## [WORK TO DO]
Read the lines below. Copy out any that hold the string "field".

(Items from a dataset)
#####
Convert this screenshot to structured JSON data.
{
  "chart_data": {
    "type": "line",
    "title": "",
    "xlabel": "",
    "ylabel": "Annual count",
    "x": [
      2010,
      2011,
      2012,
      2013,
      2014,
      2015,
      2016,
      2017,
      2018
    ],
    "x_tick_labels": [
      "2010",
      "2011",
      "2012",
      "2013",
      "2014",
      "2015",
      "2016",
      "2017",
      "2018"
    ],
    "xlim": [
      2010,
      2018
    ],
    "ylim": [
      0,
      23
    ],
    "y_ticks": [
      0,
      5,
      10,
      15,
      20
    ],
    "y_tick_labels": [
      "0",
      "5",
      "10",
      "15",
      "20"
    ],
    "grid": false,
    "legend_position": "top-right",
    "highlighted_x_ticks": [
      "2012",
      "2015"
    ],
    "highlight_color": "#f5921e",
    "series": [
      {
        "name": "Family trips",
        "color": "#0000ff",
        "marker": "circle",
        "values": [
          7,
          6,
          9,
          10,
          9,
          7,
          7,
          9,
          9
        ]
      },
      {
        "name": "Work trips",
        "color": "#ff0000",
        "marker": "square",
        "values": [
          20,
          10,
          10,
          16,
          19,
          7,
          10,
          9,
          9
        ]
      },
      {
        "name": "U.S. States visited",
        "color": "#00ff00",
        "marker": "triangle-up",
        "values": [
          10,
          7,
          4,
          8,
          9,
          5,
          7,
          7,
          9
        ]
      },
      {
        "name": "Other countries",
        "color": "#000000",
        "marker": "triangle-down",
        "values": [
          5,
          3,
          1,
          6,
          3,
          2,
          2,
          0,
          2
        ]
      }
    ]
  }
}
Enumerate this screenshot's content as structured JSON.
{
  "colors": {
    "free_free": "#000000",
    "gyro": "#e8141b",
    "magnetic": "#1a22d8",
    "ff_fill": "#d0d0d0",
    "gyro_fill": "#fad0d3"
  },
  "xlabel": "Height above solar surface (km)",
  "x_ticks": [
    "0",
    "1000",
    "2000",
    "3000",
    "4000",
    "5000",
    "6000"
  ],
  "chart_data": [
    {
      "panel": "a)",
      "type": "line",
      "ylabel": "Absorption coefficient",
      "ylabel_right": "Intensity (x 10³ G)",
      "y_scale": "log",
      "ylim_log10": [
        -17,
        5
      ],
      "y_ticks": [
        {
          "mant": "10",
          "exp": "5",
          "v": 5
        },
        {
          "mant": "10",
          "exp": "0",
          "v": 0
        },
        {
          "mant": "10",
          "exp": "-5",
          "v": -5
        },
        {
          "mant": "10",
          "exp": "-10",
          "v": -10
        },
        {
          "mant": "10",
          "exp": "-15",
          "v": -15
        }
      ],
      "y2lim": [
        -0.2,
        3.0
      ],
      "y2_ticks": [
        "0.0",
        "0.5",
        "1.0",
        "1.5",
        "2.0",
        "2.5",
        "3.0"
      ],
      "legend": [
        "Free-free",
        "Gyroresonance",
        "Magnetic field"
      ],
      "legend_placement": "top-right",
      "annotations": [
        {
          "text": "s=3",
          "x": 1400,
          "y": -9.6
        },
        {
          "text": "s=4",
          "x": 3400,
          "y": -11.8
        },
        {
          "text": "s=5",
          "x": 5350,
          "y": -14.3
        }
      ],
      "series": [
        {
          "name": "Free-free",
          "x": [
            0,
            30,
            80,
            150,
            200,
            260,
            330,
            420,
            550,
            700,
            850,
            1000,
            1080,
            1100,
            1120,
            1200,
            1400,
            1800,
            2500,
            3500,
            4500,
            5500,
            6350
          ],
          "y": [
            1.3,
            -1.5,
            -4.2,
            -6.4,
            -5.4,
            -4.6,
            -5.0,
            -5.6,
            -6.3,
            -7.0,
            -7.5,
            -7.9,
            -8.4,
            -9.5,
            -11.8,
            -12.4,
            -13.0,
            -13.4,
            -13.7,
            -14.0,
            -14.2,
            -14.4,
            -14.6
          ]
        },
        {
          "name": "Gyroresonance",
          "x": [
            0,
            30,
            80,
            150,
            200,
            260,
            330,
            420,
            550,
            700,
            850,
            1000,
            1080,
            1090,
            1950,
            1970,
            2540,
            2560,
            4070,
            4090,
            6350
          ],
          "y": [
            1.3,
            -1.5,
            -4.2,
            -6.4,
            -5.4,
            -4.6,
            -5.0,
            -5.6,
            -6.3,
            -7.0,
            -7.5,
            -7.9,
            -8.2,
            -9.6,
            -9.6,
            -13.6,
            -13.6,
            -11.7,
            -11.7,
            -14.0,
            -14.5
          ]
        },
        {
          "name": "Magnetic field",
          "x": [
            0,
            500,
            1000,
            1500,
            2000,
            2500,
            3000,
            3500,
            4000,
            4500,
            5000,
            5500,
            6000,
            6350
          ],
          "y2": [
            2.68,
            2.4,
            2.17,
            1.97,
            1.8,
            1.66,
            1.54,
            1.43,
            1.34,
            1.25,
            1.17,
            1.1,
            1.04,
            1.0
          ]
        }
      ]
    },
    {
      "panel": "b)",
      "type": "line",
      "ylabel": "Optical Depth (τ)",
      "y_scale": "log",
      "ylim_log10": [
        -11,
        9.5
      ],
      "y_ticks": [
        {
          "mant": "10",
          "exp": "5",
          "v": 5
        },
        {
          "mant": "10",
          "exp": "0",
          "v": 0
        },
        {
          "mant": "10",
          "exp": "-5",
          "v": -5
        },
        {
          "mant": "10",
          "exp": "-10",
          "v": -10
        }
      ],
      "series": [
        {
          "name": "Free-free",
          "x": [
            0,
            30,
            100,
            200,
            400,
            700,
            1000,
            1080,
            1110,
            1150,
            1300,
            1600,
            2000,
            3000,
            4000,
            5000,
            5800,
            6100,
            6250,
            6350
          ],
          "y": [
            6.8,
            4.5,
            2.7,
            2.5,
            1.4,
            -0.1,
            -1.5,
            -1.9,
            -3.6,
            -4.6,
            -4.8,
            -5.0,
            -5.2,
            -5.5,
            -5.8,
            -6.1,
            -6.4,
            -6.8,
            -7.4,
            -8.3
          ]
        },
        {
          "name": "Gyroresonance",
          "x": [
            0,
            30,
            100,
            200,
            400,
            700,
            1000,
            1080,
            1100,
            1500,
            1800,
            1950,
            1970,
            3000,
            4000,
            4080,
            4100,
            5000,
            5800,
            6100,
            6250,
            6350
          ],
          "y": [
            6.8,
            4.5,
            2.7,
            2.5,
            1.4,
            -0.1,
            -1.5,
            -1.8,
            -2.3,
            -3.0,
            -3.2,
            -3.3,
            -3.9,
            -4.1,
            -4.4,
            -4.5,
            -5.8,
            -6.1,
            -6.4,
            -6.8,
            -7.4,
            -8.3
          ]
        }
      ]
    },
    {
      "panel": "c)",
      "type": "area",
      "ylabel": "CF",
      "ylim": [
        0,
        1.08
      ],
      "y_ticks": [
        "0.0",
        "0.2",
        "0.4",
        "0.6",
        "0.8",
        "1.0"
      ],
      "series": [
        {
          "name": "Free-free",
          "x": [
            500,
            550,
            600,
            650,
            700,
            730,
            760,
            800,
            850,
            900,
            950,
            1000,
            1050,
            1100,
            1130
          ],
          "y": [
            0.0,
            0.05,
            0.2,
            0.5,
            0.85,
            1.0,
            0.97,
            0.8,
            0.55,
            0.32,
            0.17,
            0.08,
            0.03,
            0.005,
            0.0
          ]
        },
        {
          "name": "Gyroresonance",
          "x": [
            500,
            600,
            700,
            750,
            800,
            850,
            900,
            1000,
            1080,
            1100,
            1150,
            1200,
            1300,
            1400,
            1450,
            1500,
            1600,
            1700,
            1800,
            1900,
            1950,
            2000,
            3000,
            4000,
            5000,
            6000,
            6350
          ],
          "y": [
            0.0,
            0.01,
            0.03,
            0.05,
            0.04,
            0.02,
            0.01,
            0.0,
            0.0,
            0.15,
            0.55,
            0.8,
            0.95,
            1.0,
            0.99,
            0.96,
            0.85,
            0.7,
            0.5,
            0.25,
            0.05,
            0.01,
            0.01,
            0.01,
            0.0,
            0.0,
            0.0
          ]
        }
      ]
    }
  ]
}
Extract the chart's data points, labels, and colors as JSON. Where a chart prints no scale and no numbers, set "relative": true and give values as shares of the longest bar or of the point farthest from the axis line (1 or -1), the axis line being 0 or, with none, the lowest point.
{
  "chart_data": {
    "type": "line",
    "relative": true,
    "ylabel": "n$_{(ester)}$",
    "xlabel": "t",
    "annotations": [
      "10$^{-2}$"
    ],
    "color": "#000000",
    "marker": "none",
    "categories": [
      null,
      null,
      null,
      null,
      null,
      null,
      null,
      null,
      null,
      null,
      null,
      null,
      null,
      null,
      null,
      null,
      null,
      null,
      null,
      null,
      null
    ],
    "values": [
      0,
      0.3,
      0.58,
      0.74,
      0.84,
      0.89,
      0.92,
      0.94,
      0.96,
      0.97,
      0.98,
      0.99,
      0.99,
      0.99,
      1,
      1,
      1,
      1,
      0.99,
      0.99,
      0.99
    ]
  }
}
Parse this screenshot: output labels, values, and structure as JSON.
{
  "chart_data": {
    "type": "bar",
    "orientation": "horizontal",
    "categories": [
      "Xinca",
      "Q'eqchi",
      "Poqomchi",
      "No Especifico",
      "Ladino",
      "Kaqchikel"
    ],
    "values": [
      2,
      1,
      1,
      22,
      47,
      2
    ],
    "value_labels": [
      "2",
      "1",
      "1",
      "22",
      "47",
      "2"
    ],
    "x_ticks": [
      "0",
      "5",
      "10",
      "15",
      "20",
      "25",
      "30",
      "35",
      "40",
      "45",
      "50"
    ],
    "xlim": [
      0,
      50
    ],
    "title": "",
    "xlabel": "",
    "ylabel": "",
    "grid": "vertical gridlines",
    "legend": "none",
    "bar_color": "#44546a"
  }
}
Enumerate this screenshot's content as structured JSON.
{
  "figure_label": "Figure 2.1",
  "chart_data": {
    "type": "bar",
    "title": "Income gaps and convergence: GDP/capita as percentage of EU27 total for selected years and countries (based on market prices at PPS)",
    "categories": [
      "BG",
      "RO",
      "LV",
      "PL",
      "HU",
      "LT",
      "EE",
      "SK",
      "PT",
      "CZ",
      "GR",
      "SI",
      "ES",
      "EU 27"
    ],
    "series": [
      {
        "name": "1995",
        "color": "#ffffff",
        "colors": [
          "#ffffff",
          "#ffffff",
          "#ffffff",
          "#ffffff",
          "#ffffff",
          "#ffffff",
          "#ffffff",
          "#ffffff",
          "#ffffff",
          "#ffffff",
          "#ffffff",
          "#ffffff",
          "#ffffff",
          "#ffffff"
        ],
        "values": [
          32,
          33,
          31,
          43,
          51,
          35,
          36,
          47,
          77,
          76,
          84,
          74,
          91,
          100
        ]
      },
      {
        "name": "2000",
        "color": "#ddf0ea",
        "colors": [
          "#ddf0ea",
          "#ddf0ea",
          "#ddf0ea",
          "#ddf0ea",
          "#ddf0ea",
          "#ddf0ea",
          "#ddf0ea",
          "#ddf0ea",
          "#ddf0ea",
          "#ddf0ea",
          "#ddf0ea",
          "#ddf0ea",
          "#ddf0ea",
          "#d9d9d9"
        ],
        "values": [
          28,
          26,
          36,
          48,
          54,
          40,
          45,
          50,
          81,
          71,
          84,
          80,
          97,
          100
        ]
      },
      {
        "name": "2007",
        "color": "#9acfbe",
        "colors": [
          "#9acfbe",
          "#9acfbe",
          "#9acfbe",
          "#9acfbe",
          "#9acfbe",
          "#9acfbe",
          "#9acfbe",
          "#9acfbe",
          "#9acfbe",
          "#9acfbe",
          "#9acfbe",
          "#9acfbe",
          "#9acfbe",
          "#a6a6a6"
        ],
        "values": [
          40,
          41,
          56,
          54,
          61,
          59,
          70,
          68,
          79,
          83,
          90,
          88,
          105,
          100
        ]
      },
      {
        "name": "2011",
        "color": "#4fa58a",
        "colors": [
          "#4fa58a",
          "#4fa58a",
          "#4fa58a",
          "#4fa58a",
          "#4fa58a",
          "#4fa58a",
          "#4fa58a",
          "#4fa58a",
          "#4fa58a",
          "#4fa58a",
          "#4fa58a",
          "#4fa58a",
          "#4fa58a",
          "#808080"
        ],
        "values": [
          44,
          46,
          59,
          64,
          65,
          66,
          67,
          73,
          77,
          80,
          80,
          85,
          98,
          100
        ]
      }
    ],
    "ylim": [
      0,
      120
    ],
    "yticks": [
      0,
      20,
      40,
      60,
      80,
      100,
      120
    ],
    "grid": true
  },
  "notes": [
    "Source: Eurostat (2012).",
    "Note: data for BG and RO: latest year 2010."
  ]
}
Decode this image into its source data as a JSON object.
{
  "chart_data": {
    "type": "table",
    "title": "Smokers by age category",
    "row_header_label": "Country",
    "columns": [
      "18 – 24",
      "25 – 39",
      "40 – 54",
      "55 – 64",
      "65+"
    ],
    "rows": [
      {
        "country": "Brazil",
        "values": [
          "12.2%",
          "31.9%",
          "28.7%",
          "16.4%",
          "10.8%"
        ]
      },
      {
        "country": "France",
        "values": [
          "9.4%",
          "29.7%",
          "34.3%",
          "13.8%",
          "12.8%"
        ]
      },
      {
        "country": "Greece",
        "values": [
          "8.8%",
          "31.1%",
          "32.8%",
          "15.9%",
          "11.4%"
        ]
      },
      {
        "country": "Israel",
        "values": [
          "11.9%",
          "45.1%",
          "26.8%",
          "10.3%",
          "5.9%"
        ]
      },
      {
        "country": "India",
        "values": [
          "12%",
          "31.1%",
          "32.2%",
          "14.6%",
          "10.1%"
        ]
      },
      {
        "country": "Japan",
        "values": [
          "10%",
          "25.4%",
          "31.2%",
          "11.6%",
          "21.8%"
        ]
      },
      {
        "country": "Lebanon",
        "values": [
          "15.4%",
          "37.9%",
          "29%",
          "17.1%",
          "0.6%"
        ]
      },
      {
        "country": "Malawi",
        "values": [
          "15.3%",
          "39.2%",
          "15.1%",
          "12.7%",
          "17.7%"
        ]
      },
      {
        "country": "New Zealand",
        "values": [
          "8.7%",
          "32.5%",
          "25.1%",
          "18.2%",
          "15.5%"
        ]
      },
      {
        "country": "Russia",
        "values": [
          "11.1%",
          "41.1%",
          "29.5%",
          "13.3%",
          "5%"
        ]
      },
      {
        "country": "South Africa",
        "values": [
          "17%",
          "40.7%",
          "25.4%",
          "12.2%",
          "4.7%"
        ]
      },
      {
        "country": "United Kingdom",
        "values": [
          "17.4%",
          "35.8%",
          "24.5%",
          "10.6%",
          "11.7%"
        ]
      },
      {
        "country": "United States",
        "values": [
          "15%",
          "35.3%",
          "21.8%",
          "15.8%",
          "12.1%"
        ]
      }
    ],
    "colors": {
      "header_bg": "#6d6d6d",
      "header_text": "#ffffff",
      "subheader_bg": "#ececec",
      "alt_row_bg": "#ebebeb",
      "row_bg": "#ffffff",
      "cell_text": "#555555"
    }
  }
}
#####
## [EXERCISE RESULT]
        "Magnetic field"
          "name": "Magnetic field",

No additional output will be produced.